>> Begin

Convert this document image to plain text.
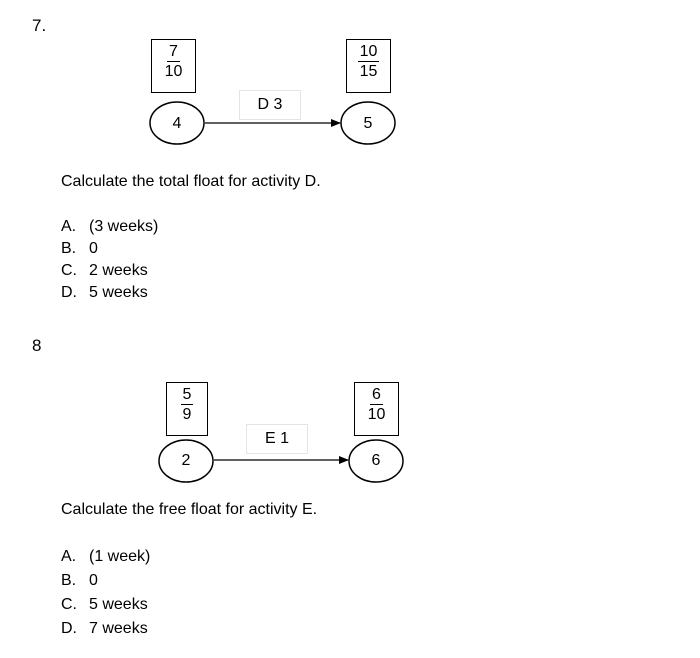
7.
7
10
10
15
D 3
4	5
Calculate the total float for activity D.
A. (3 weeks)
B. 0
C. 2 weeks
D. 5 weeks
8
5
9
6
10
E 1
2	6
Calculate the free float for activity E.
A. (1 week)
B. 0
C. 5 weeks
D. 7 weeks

>> End
>> Begin

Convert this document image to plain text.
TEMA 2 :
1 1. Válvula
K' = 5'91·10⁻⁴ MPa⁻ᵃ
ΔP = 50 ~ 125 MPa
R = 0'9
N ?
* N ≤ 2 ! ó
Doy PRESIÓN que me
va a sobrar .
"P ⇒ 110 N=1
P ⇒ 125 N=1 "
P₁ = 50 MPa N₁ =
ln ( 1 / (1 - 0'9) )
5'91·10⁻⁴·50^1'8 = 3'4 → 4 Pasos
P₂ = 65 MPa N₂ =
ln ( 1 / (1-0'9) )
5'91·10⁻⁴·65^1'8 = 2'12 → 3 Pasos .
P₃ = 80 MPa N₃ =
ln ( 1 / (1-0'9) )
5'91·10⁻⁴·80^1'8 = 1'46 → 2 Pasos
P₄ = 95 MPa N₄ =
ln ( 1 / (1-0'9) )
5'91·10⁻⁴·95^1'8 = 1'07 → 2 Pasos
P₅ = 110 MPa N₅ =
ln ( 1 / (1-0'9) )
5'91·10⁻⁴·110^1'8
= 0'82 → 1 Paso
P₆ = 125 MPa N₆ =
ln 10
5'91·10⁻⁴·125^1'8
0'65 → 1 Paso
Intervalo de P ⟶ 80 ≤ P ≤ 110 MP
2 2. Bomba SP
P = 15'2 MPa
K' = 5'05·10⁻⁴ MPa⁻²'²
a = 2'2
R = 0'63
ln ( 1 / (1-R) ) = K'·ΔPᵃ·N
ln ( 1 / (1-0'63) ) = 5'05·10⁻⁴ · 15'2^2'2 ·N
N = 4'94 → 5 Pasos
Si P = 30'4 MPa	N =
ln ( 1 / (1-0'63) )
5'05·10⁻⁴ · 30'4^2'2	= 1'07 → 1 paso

>> End

→ WHAT YOU SHOULD DO: Go through the entries above and copy every line containing "Calculate".

→ SOLVED EXERCISE:
Calculate the total float for activity D.
Calculate the free float for activity E.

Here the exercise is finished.